• _Goal_
Write out the records word for word, with no pictures.
■ ■ ■
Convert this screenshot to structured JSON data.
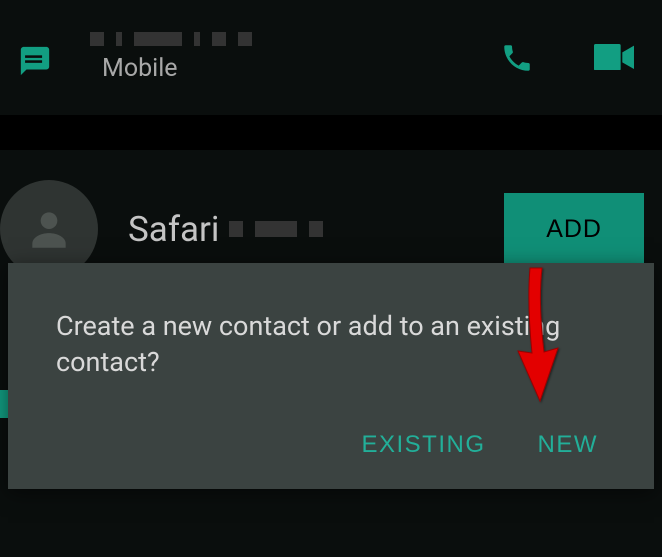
{
  "header": {
    "mobile_label": "Mobile"
  },
  "contact": {
    "name": "Safari",
    "add_button_label": "ADD"
  },
  "dialog": {
    "message": "Create a new contact or add to an existing contact?",
    "existing_label": "EXISTING",
    "new_label": "NEW"
  },
  "colors": {
    "accent": "#129e82",
    "dialog_bg": "#3b4341",
    "background": "#0a0e0d"
  }
}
■ ■ ■
• _The answer_
Convert this screenshot to structured JSON data.
{
  "header": {
    "mobile_label": "Mobile"
  },
  "contact": {
    "name": "Safari",
    "add_button_label": "ADD"
  },
  "dialog": {
    "message": "Create a new contact or add to an existing contact?",
    "existing_label": "EXISTING",
    "new_label": "NEW"
  },
  "colors": {
    "accent": "#129e82",
    "dialog_bg": "#3b4341",
    "background": "#0a0e0d"
  }
}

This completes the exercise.